Task:
Repeat the material below exactly, with no pictures.

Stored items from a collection
— START —
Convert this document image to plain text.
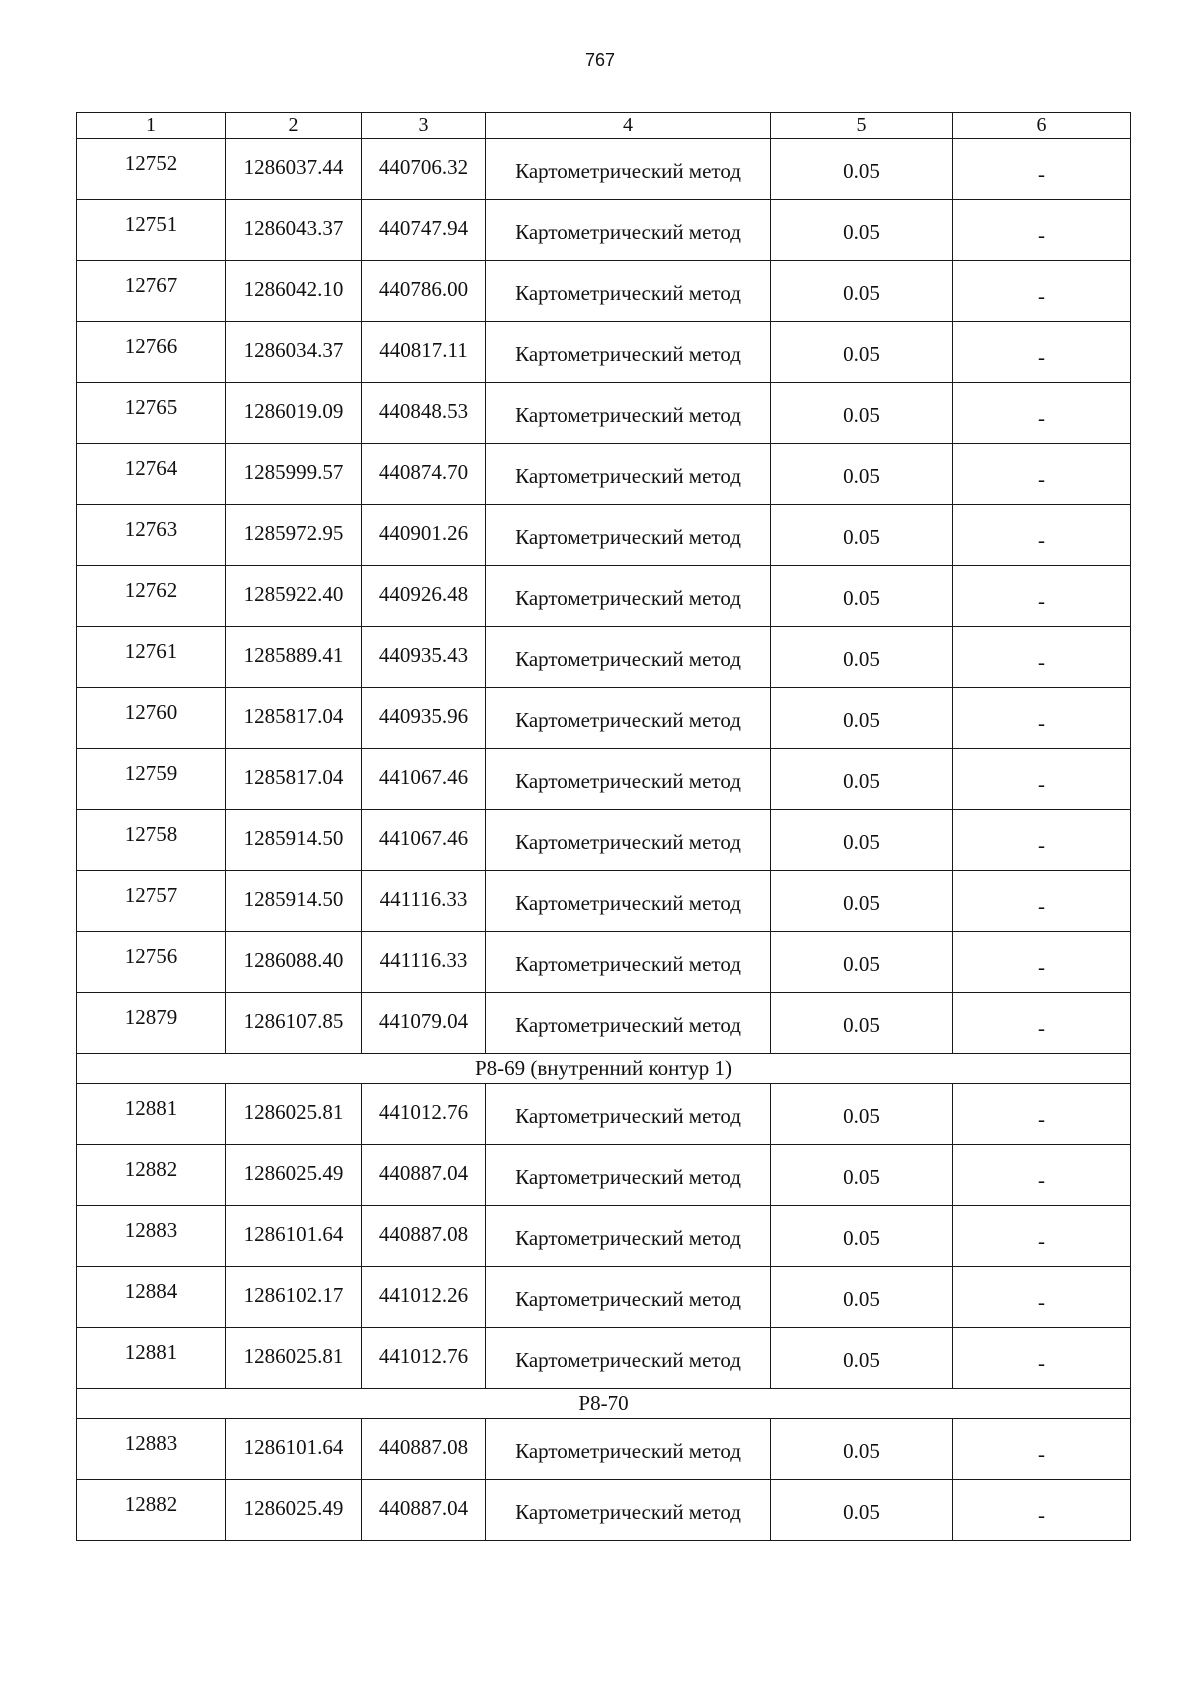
767
1	2	3	4	5	6

12752	1286037.44	440706.32	Картометрический метод	0.05	-

12751	1286043.37	440747.94	Картометрический метод	0.05	-

12767	1286042.10	440786.00	Картометрический метод	0.05	-

12766	1286034.37	440817.11	Картометрический метод	0.05	-

12765	1286019.09	440848.53	Картометрический метод	0.05	-

12764	1285999.57	440874.70	Картометрический метод	0.05	-

12763	1285972.95	440901.26	Картометрический метод	0.05	-

12762	1285922.40	440926.48	Картометрический метод	0.05	-

12761	1285889.41	440935.43	Картометрический метод	0.05	-

12760	1285817.04	440935.96	Картометрический метод	0.05	-

12759	1285817.04	441067.46	Картометрический метод	0.05	-

12758	1285914.50	441067.46	Картометрический метод	0.05	-

12757	1285914.50	441116.33	Картометрический метод	0.05	-

12756	1286088.40	441116.33	Картометрический метод	0.05	-

12879	1286107.85	441079.04	Картометрический метод	0.05	-

Р8-69 (внутренний контур 1)					

12881	1286025.81	441012.76	Картометрический метод	0.05	-

12882	1286025.49	440887.04	Картометрический метод	0.05	-

12883	1286101.64	440887.08	Картометрический метод	0.05	-

12884	1286102.17	441012.26	Картометрический метод	0.05	-

12881	1286025.81	441012.76	Картометрический метод	0.05	-

Р8-70					

12883	1286101.64	440887.08	Картометрический метод	0.05	-

12882	1286025.49	440887.04	Картометрический метод	0.05	-
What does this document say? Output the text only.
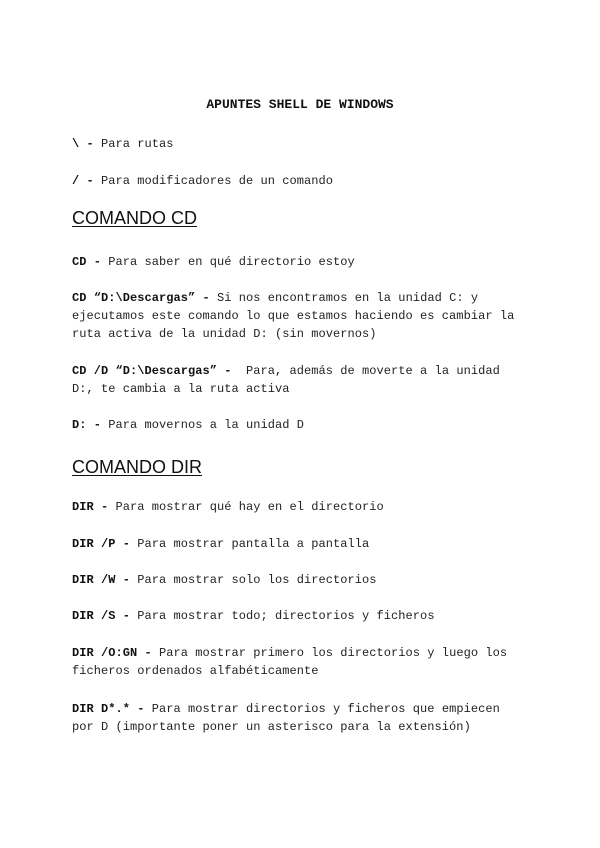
APUNTES SHELL DE WINDOWS
\ - Para rutas
/ - Para modificadores de un comando
COMANDO CD
CD - Para saber en qué directorio estoy
CD “D:\Descargas” - Si nos encontramos en la unidad C: y ejecutamos este comando lo que estamos haciendo es cambiar la ruta activa de la unidad D: (sin movernos)
CD /D “D:\Descargas” -  Para, además de moverte a la unidad D:, te cambia a la ruta activa
D: - Para movernos a la unidad D
COMANDO DIR
DIR - Para mostrar qué hay en el directorio
DIR /P - Para mostrar pantalla a pantalla
DIR /W - Para mostrar solo los directorios
DIR /S - Para mostrar todo; directorios y ficheros
DIR /O:GN - Para mostrar primero los directorios y luego los ficheros ordenados alfabéticamente
DIR D*.* - Para mostrar directorios y ficheros que empiecen por D (importante poner un asterisco para la extensión)
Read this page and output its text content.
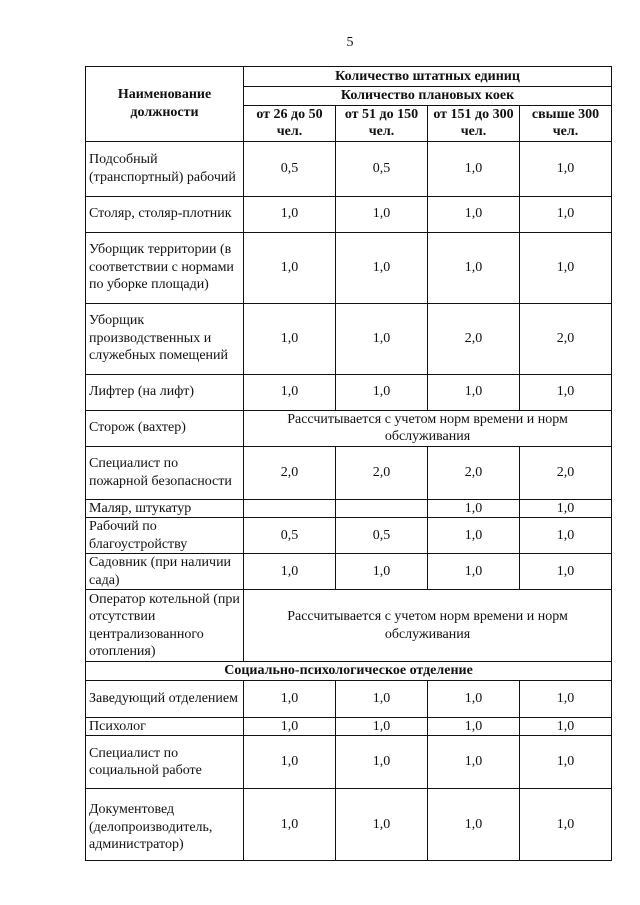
5
Наименование должности	Количество штатных единиц			
	Количество плановых коек			
	от 26 до 50 чел.	от 51 до 150 чел.	от 151 до 300 чел.	свыше 300 чел.
Подсобный (транспортный) рабочий	0,5	0,5	1,0	1,0
Столяр, столяр-плотник	1,0	1,0	1,0	1,0
Уборщик территории (в соответствии с нормами по уборке площади)	1,0	1,0	1,0	1,0
Уборщик производственных и служебных помещений	1,0	1,0	2,0	2,0
Лифтер (на лифт)	1,0	1,0	1,0	1,0
Сторож (вахтер)	Рассчитывается с учетом норм времени и норм обслуживания			
Специалист по пожарной безопасности	2,0	2,0	2,0	2,0
Маляр, штукатур			1,0	1,0
Рабочий по благоустройству	0,5	0,5	1,0	1,0
Садовник (при наличии сада)	1,0	1,0	1,0	1,0
Оператор котельной (при отсутствии централизованного отопления)	Рассчитывается с учетом норм времени и норм обслуживания			
Социально-психологическое отделение				
Заведующий отделением	1,0	1,0	1,0	1,0
Психолог	1,0	1,0	1,0	1,0
Специалист по социальной работе	1,0	1,0	1,0	1,0
Документовед (делопроизводитель, администратор)	1,0	1,0	1,0	1,0
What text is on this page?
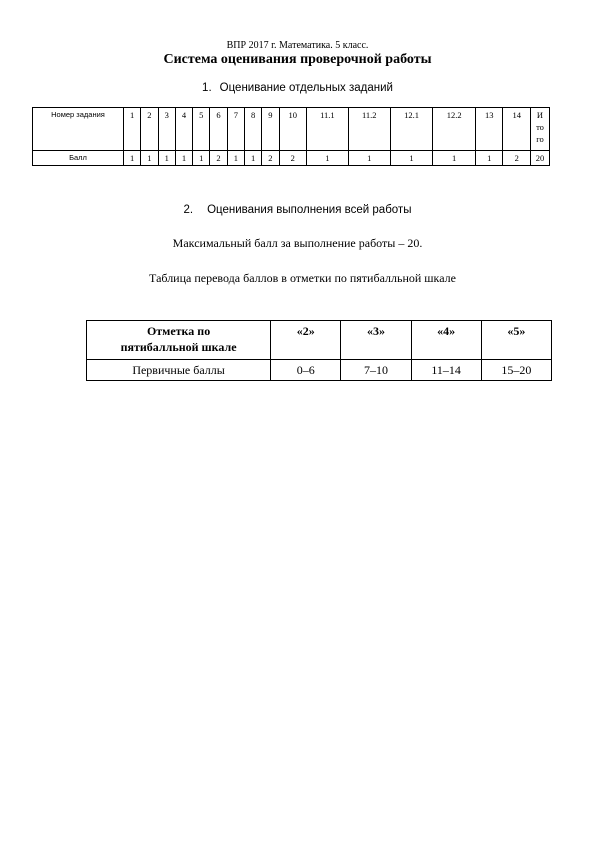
ВПР 2017 г. Математика. 5 класс.
Система оценивания проверочной работы
1. Оценивание отдельных заданий
Номер задания	1	2	3	4	5	6	7	8	9	10	11.1	11.2	12.1	12.2	13	14	И
то
го

Балл	1	1	1	1	1	2	1	1	2	2	1	1	1	1	1	2	20
2. Оценивания выполнения всей работы
Максимальный балл за выполнение работы – 20.
Таблица перевода баллов в отметки по пятибалльной шкале
Отметка по
пятибалльной шкале	«2»	«3»	«4»	«5»
Первичные баллы	0–6	7–10	11–14	15–20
— END —
Response to the task:
Convert this document image to plain text.
767
1	2	3	4	5	6

12752	1286037.44	440706.32	Картометрический метод	0.05	-

12751	1286043.37	440747.94	Картометрический метод	0.05	-

12767	1286042.10	440786.00	Картометрический метод	0.05	-

12766	1286034.37	440817.11	Картометрический метод	0.05	-

12765	1286019.09	440848.53	Картометрический метод	0.05	-

12764	1285999.57	440874.70	Картометрический метод	0.05	-

12763	1285972.95	440901.26	Картометрический метод	0.05	-

12762	1285922.40	440926.48	Картометрический метод	0.05	-

12761	1285889.41	440935.43	Картометрический метод	0.05	-

12760	1285817.04	440935.96	Картометрический метод	0.05	-

12759	1285817.04	441067.46	Картометрический метод	0.05	-

12758	1285914.50	441067.46	Картометрический метод	0.05	-

12757	1285914.50	441116.33	Картометрический метод	0.05	-

12756	1286088.40	441116.33	Картометрический метод	0.05	-

12879	1286107.85	441079.04	Картометрический метод	0.05	-

Р8-69 (внутренний контур 1)					

12881	1286025.81	441012.76	Картометрический метод	0.05	-

12882	1286025.49	440887.04	Картометрический метод	0.05	-

12883	1286101.64	440887.08	Картометрический метод	0.05	-

12884	1286102.17	441012.26	Картометрический метод	0.05	-

12881	1286025.81	441012.76	Картометрический метод	0.05	-

Р8-70					

12883	1286101.64	440887.08	Картометрический метод	0.05	-

12882	1286025.49	440887.04	Картометрический метод	0.05	-
What does this document say? Output the text only.
APUNTES SHELL DE WINDOWS
\ - Para rutas
/ - Para modificadores de un comando
COMANDO CD
CD - Para saber en qué directorio estoy
CD “D:\Descargas” - Si nos encontramos en la unidad C: y ejecutamos este comando lo que estamos haciendo es cambiar la ruta activa de la unidad D: (sin movernos)
CD /D “D:\Descargas” -  Para, además de moverte a la unidad D:, te cambia a la ruta activa
D: - Para movernos a la unidad D
COMANDO DIR
DIR - Para mostrar qué hay en el directorio
DIR /P - Para mostrar pantalla a pantalla
DIR /W - Para mostrar solo los directorios
DIR /S - Para mostrar todo; directorios y ficheros
DIR /O:GN - Para mostrar primero los directorios y luego los ficheros ordenados alfabéticamente
DIR D*.* - Para mostrar directorios y ficheros que empiecen por D (importante poner un asterisco para la extensión)
Read this page and output its text content.
5
Наименование должности	Количество штатных единиц			
	Количество плановых коек			
	от 26 до 50 чел.	от 51 до 150 чел.	от 151 до 300 чел.	свыше 300 чел.
Подсобный (транспортный) рабочий	0,5	0,5	1,0	1,0
Столяр, столяр-плотник	1,0	1,0	1,0	1,0
Уборщик территории (в соответствии с нормами по уборке площади)	1,0	1,0	1,0	1,0
Уборщик производственных и служебных помещений	1,0	1,0	2,0	2,0
Лифтер (на лифт)	1,0	1,0	1,0	1,0
Сторож (вахтер)	Рассчитывается с учетом норм времени и норм обслуживания			
Специалист по пожарной безопасности	2,0	2,0	2,0	2,0
Маляр, штукатур			1,0	1,0
Рабочий по благоустройству	0,5	0,5	1,0	1,0
Садовник (при наличии сада)	1,0	1,0	1,0	1,0
Оператор котельной (при отсутствии централизованного отопления)	Рассчитывается с учетом норм времени и норм обслуживания			
Социально-психологическое отделение				
Заведующий отделением	1,0	1,0	1,0	1,0
Психолог	1,0	1,0	1,0	1,0
Специалист по социальной работе	1,0	1,0	1,0	1,0
Документовед (делопроизводитель, администратор)	1,0	1,0	1,0	1,0
What text is on this page?
ВПР 2017 г. Математика. 5 класс.
Система оценивания проверочной работы
1. Оценивание отдельных заданий
Номер задания	1	2	3	4	5	6	7	8	9	10	11.1	11.2	12.1	12.2	13	14	И
то
го

Балл	1	1	1	1	1	2	1	1	2	2	1	1	1	1	1	2	20
2. Оценивания выполнения всей работы
Максимальный балл за выполнение работы – 20.
Таблица перевода баллов в отметки по пятибалльной шкале
Отметка по
пятибалльной шкале	«2»	«3»	«4»	«5»
Первичные баллы	0–6	7–10	11–14	15–20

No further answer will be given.